◆ EXERCISE GOAL:
Write out the data below in full. Keep it exact.

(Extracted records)
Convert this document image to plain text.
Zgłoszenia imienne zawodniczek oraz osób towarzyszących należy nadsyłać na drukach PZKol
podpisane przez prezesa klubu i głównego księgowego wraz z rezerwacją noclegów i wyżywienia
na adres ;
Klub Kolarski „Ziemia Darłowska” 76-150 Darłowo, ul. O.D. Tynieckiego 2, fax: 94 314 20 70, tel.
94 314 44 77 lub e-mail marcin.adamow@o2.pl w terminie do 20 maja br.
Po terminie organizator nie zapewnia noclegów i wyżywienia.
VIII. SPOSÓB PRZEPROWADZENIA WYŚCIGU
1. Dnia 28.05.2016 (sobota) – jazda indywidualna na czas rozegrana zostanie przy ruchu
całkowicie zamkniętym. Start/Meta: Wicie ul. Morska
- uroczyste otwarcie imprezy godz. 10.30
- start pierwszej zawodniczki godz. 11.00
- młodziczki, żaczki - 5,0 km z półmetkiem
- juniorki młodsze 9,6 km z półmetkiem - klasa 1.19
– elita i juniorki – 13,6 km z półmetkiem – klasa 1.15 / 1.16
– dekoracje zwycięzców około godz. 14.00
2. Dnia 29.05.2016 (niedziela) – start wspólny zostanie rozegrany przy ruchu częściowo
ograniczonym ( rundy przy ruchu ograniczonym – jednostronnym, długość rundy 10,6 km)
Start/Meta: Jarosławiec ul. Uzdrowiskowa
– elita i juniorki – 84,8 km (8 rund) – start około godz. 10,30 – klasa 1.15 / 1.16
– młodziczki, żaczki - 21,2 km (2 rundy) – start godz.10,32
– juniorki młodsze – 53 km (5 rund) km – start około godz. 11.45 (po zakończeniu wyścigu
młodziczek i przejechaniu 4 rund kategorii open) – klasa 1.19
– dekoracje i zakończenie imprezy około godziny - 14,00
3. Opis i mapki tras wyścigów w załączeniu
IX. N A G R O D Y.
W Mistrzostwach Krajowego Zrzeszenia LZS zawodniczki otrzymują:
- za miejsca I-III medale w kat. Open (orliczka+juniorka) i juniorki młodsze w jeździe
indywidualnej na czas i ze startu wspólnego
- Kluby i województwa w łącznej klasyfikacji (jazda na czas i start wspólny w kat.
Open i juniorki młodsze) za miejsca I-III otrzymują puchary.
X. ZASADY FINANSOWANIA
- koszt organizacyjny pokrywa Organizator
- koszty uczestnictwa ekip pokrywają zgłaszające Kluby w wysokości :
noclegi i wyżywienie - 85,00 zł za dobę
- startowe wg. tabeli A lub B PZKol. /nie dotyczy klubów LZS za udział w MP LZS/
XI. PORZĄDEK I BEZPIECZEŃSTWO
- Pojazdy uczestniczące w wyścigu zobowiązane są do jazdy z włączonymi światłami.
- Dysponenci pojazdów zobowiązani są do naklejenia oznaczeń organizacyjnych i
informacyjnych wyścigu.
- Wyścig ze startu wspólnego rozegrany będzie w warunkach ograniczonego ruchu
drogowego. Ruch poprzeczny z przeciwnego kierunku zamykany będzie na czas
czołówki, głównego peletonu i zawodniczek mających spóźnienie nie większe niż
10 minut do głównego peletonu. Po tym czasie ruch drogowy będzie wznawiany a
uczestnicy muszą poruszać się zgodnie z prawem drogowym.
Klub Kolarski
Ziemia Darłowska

◆ FULL RESPONSE:
Convert this document image to plain text.
Zgłoszenia imienne zawodniczek oraz osób towarzyszących należy nadsyłać na drukach PZKol
podpisane przez prezesa klubu i głównego księgowego wraz z rezerwacją noclegów i wyżywienia
na adres ;
Klub Kolarski „Ziemia Darłowska” 76-150 Darłowo, ul. O.D. Tynieckiego 2, fax: 94 314 20 70, tel.
94 314 44 77 lub e-mail marcin.adamow@o2.pl w terminie do 20 maja br.
Po terminie organizator nie zapewnia noclegów i wyżywienia.
VIII. SPOSÓB PRZEPROWADZENIA WYŚCIGU
1. Dnia 28.05.2016 (sobota) – jazda indywidualna na czas rozegrana zostanie przy ruchu
całkowicie zamkniętym. Start/Meta: Wicie ul. Morska
- uroczyste otwarcie imprezy godz. 10.30
- start pierwszej zawodniczki godz. 11.00
- młodziczki, żaczki - 5,0 km z półmetkiem
- juniorki młodsze 9,6 km z półmetkiem - klasa 1.19
– elita i juniorki – 13,6 km z półmetkiem – klasa 1.15 / 1.16
– dekoracje zwycięzców około godz. 14.00
2. Dnia 29.05.2016 (niedziela) – start wspólny zostanie rozegrany przy ruchu częściowo
ograniczonym ( rundy przy ruchu ograniczonym – jednostronnym, długość rundy 10,6 km)
Start/Meta: Jarosławiec ul. Uzdrowiskowa
– elita i juniorki – 84,8 km (8 rund) – start około godz. 10,30 – klasa 1.15 / 1.16
– młodziczki, żaczki - 21,2 km (2 rundy) – start godz.10,32
– juniorki młodsze – 53 km (5 rund) km – start około godz. 11.45 (po zakończeniu wyścigu
młodziczek i przejechaniu 4 rund kategorii open) – klasa 1.19
– dekoracje i zakończenie imprezy około godziny - 14,00
3. Opis i mapki tras wyścigów w załączeniu
IX. N A G R O D Y.
W Mistrzostwach Krajowego Zrzeszenia LZS zawodniczki otrzymują:
- za miejsca I-III medale w kat. Open (orliczka+juniorka) i juniorki młodsze w jeździe
indywidualnej na czas i ze startu wspólnego
- Kluby i województwa w łącznej klasyfikacji (jazda na czas i start wspólny w kat.
Open i juniorki młodsze) za miejsca I-III otrzymują puchary.
X. ZASADY FINANSOWANIA
- koszt organizacyjny pokrywa Organizator
- koszty uczestnictwa ekip pokrywają zgłaszające Kluby w wysokości :
noclegi i wyżywienie - 85,00 zł za dobę
- startowe wg. tabeli A lub B PZKol. /nie dotyczy klubów LZS za udział w MP LZS/
XI. PORZĄDEK I BEZPIECZEŃSTWO
- Pojazdy uczestniczące w wyścigu zobowiązane są do jazdy z włączonymi światłami.
- Dysponenci pojazdów zobowiązani są do naklejenia oznaczeń organizacyjnych i
informacyjnych wyścigu.
- Wyścig ze startu wspólnego rozegrany będzie w warunkach ograniczonego ruchu
drogowego. Ruch poprzeczny z przeciwnego kierunku zamykany będzie na czas
czołówki, głównego peletonu i zawodniczek mających spóźnienie nie większe niż
10 minut do głównego peletonu. Po tym czasie ruch drogowy będzie wznawiany a
uczestnicy muszą poruszać się zgodnie z prawem drogowym.
Klub Kolarski
Ziemia Darłowska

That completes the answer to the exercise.